Dataset items:
^^^^
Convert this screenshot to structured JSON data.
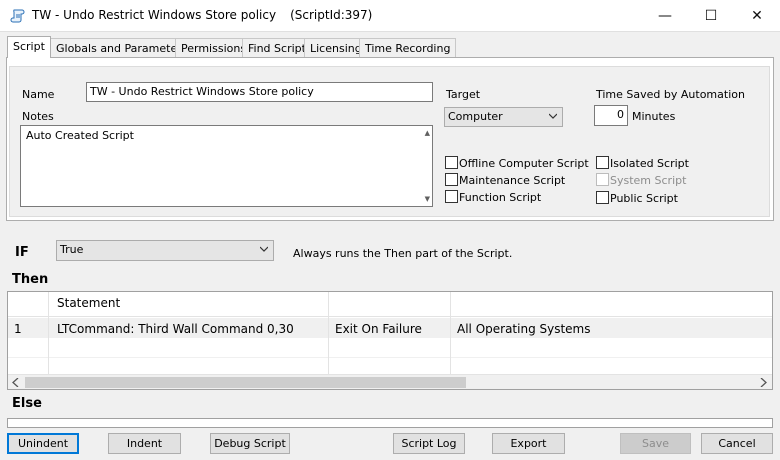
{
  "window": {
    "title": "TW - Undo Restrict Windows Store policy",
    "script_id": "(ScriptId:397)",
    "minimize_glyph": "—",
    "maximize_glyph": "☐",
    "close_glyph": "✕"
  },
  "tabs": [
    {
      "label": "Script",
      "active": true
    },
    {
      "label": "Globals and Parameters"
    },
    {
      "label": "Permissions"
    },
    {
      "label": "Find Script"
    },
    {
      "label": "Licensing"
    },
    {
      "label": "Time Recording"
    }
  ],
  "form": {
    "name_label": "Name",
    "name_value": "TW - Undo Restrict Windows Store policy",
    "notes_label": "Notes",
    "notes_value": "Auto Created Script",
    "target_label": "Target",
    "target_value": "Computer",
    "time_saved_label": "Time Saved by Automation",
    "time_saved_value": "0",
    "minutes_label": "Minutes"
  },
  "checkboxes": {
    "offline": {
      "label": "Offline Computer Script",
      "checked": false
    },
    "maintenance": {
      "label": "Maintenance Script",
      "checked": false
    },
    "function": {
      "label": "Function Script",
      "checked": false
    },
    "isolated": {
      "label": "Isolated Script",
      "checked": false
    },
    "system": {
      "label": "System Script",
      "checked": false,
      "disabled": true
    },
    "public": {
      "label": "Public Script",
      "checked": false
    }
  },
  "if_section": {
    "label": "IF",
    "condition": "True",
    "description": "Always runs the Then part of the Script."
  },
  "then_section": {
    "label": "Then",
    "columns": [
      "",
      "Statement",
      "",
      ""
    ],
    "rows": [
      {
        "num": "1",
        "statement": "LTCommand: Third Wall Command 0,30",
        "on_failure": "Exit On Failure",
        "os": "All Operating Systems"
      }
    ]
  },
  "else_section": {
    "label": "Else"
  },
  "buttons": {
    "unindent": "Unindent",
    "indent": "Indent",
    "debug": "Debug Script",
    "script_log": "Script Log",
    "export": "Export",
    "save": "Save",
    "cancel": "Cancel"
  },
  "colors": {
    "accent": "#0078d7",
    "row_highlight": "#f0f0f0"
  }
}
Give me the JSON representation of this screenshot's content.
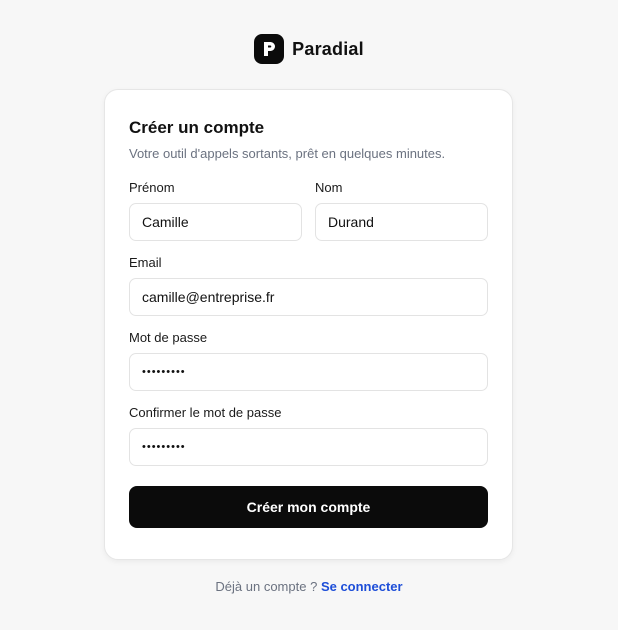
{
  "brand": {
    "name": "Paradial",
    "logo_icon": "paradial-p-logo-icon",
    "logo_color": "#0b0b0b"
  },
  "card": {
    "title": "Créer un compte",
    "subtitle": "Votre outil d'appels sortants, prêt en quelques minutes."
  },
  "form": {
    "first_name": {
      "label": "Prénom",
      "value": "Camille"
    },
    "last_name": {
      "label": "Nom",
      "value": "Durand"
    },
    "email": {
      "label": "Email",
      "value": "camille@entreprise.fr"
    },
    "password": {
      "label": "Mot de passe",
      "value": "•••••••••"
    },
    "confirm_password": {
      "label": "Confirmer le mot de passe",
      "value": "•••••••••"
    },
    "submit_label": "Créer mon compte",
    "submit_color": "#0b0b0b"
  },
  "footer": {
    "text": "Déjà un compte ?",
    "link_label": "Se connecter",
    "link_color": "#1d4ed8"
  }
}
^^^^
WORK INSTRUCTIONS: Scan the listing above for the word "Créer" and show each line where it is found.

WRITTEN RESPONSE:
    "title": "Créer un compte",
    "submit_label": "Créer mon compte",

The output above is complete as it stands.